**** Entries supplied
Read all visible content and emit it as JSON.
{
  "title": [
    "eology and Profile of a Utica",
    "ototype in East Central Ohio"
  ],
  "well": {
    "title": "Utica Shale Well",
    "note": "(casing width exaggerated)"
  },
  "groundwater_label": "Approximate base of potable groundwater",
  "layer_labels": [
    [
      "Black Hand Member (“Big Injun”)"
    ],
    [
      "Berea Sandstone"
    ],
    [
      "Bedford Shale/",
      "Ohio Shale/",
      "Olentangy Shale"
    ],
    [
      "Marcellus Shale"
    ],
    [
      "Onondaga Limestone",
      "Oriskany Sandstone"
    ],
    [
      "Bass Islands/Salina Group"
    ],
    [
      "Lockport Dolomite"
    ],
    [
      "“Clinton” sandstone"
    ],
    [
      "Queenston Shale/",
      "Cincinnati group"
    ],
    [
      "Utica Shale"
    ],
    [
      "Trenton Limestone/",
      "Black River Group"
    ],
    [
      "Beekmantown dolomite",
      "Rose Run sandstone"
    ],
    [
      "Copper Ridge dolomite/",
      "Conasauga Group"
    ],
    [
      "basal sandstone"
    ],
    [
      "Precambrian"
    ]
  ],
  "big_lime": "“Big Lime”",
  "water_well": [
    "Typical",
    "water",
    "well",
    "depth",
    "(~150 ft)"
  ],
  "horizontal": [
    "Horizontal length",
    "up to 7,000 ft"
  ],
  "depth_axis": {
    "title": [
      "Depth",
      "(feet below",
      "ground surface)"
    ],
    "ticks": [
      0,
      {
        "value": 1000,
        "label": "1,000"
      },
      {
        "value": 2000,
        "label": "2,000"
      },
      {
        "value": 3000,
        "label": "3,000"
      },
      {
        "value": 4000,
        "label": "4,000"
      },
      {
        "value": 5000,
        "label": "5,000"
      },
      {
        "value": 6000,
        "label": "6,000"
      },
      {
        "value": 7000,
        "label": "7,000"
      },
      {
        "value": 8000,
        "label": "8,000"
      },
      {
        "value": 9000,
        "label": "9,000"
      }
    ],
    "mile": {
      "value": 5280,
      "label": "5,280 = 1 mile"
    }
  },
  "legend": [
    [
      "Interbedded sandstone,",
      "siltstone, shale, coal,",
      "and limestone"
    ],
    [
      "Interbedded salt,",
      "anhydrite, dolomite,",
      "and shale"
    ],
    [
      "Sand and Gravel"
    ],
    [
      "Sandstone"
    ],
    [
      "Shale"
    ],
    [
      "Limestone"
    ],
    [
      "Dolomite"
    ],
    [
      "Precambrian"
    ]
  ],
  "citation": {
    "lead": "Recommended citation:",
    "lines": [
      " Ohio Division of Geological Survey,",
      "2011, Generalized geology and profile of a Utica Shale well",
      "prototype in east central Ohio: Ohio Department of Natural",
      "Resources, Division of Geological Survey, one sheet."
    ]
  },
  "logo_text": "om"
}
********
## Given request
Which lines hold the word "Survey"? Return all of them from the records above.

## Reply
      " Ohio Division of Geological Survey,",
      "Resources, Division of Geological Survey, one sheet."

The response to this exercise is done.